Challenge: Repeat the material in full. Keep every line exactly as it is.

__________

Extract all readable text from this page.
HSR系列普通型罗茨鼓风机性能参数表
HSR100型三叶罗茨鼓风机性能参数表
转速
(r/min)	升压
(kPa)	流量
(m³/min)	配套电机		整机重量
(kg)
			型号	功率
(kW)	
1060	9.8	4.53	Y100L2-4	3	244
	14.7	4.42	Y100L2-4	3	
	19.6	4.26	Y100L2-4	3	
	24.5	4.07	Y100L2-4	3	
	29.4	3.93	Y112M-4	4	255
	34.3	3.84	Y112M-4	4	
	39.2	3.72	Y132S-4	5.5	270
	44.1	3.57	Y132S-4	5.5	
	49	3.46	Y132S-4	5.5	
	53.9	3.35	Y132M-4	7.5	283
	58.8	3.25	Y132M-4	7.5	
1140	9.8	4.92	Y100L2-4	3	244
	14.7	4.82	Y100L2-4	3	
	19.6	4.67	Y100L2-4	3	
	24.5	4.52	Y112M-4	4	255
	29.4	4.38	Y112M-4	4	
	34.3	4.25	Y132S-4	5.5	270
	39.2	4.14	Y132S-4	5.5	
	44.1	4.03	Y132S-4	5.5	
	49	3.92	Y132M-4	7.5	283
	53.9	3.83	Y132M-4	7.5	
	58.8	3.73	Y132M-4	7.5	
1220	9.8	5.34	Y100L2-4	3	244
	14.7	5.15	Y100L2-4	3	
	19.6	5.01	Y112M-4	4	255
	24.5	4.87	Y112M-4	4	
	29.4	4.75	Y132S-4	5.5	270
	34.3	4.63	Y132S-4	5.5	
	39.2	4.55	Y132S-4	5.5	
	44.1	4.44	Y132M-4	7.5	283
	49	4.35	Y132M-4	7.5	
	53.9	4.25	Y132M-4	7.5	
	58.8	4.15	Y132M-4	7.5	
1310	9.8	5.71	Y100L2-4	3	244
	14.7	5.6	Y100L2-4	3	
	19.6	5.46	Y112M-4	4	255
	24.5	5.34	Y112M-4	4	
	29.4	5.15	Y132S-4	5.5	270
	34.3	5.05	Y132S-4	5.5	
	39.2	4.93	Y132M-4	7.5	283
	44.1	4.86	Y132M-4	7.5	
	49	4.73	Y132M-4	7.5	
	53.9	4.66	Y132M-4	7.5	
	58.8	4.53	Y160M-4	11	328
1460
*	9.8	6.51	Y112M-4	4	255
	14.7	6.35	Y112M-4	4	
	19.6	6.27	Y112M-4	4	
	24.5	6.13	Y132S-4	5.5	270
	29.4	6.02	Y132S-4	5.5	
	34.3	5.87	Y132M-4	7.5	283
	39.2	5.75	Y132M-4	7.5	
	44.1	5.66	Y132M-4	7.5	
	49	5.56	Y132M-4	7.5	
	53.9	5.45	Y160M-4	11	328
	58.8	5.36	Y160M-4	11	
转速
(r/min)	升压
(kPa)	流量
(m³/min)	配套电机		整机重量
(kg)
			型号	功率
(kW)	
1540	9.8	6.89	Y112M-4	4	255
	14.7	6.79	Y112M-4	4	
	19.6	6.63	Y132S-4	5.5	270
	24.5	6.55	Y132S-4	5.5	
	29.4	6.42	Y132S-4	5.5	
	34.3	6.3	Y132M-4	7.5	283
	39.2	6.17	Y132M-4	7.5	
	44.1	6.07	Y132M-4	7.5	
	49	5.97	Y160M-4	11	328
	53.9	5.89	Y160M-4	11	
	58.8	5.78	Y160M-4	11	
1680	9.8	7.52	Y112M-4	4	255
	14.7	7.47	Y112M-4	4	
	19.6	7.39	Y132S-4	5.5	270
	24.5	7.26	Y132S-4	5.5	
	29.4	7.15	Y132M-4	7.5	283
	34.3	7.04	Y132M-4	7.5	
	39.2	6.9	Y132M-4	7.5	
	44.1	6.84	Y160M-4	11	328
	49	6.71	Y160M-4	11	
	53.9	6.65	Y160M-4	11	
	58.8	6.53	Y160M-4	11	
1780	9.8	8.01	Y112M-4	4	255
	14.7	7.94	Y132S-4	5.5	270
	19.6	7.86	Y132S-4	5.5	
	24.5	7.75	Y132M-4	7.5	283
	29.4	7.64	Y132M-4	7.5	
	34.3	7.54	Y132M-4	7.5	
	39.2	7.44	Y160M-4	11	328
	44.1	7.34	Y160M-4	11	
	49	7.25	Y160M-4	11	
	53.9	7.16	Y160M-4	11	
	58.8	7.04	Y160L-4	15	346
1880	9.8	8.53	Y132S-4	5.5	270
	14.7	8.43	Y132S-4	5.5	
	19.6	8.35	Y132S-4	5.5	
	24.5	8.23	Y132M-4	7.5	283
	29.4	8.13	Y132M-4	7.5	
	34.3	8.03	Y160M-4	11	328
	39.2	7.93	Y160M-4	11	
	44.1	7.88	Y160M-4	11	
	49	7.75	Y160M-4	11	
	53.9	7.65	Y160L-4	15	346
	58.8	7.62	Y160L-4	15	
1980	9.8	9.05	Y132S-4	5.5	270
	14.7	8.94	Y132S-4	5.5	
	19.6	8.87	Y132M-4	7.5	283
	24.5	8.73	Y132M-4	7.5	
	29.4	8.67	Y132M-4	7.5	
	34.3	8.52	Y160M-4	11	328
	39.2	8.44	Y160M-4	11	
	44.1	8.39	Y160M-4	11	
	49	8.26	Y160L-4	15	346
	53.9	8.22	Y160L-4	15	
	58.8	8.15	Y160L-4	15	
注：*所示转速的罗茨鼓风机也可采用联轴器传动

__________

Exercise response:
Extract all readable text from this page.
HSR系列普通型罗茨鼓风机性能参数表
HSR100型三叶罗茨鼓风机性能参数表
转速
(r/min)	升压
(kPa)	流量
(m³/min)	配套电机		整机重量
(kg)
			型号	功率
(kW)	
1060	9.8	4.53	Y100L2-4	3	244
	14.7	4.42	Y100L2-4	3	
	19.6	4.26	Y100L2-4	3	
	24.5	4.07	Y100L2-4	3	
	29.4	3.93	Y112M-4	4	255
	34.3	3.84	Y112M-4	4	
	39.2	3.72	Y132S-4	5.5	270
	44.1	3.57	Y132S-4	5.5	
	49	3.46	Y132S-4	5.5	
	53.9	3.35	Y132M-4	7.5	283
	58.8	3.25	Y132M-4	7.5	
1140	9.8	4.92	Y100L2-4	3	244
	14.7	4.82	Y100L2-4	3	
	19.6	4.67	Y100L2-4	3	
	24.5	4.52	Y112M-4	4	255
	29.4	4.38	Y112M-4	4	
	34.3	4.25	Y132S-4	5.5	270
	39.2	4.14	Y132S-4	5.5	
	44.1	4.03	Y132S-4	5.5	
	49	3.92	Y132M-4	7.5	283
	53.9	3.83	Y132M-4	7.5	
	58.8	3.73	Y132M-4	7.5	
1220	9.8	5.34	Y100L2-4	3	244
	14.7	5.15	Y100L2-4	3	
	19.6	5.01	Y112M-4	4	255
	24.5	4.87	Y112M-4	4	
	29.4	4.75	Y132S-4	5.5	270
	34.3	4.63	Y132S-4	5.5	
	39.2	4.55	Y132S-4	5.5	
	44.1	4.44	Y132M-4	7.5	283
	49	4.35	Y132M-4	7.5	
	53.9	4.25	Y132M-4	7.5	
	58.8	4.15	Y132M-4	7.5	
1310	9.8	5.71	Y100L2-4	3	244
	14.7	5.6	Y100L2-4	3	
	19.6	5.46	Y112M-4	4	255
	24.5	5.34	Y112M-4	4	
	29.4	5.15	Y132S-4	5.5	270
	34.3	5.05	Y132S-4	5.5	
	39.2	4.93	Y132M-4	7.5	283
	44.1	4.86	Y132M-4	7.5	
	49	4.73	Y132M-4	7.5	
	53.9	4.66	Y132M-4	7.5	
	58.8	4.53	Y160M-4	11	328
1460
*	9.8	6.51	Y112M-4	4	255
	14.7	6.35	Y112M-4	4	
	19.6	6.27	Y112M-4	4	
	24.5	6.13	Y132S-4	5.5	270
	29.4	6.02	Y132S-4	5.5	
	34.3	5.87	Y132M-4	7.5	283
	39.2	5.75	Y132M-4	7.5	
	44.1	5.66	Y132M-4	7.5	
	49	5.56	Y132M-4	7.5	
	53.9	5.45	Y160M-4	11	328
	58.8	5.36	Y160M-4	11	
转速
(r/min)	升压
(kPa)	流量
(m³/min)	配套电机		整机重量
(kg)
			型号	功率
(kW)	
1540	9.8	6.89	Y112M-4	4	255
	14.7	6.79	Y112M-4	4	
	19.6	6.63	Y132S-4	5.5	270
	24.5	6.55	Y132S-4	5.5	
	29.4	6.42	Y132S-4	5.5	
	34.3	6.3	Y132M-4	7.5	283
	39.2	6.17	Y132M-4	7.5	
	44.1	6.07	Y132M-4	7.5	
	49	5.97	Y160M-4	11	328
	53.9	5.89	Y160M-4	11	
	58.8	5.78	Y160M-4	11	
1680	9.8	7.52	Y112M-4	4	255
	14.7	7.47	Y112M-4	4	
	19.6	7.39	Y132S-4	5.5	270
	24.5	7.26	Y132S-4	5.5	
	29.4	7.15	Y132M-4	7.5	283
	34.3	7.04	Y132M-4	7.5	
	39.2	6.9	Y132M-4	7.5	
	44.1	6.84	Y160M-4	11	328
	49	6.71	Y160M-4	11	
	53.9	6.65	Y160M-4	11	
	58.8	6.53	Y160M-4	11	
1780	9.8	8.01	Y112M-4	4	255
	14.7	7.94	Y132S-4	5.5	270
	19.6	7.86	Y132S-4	5.5	
	24.5	7.75	Y132M-4	7.5	283
	29.4	7.64	Y132M-4	7.5	
	34.3	7.54	Y132M-4	7.5	
	39.2	7.44	Y160M-4	11	328
	44.1	7.34	Y160M-4	11	
	49	7.25	Y160M-4	11	
	53.9	7.16	Y160M-4	11	
	58.8	7.04	Y160L-4	15	346
1880	9.8	8.53	Y132S-4	5.5	270
	14.7	8.43	Y132S-4	5.5	
	19.6	8.35	Y132S-4	5.5	
	24.5	8.23	Y132M-4	7.5	283
	29.4	8.13	Y132M-4	7.5	
	34.3	8.03	Y160M-4	11	328
	39.2	7.93	Y160M-4	11	
	44.1	7.88	Y160M-4	11	
	49	7.75	Y160M-4	11	
	53.9	7.65	Y160L-4	15	346
	58.8	7.62	Y160L-4	15	
1980	9.8	9.05	Y132S-4	5.5	270
	14.7	8.94	Y132S-4	5.5	
	19.6	8.87	Y132M-4	7.5	283
	24.5	8.73	Y132M-4	7.5	
	29.4	8.67	Y132M-4	7.5	
	34.3	8.52	Y160M-4	11	328
	39.2	8.44	Y160M-4	11	
	44.1	8.39	Y160M-4	11	
	49	8.26	Y160L-4	15	346
	53.9	8.22	Y160L-4	15	
	58.8	8.15	Y160L-4	15	
注：*所示转速的罗茨鼓风机也可采用联轴器传动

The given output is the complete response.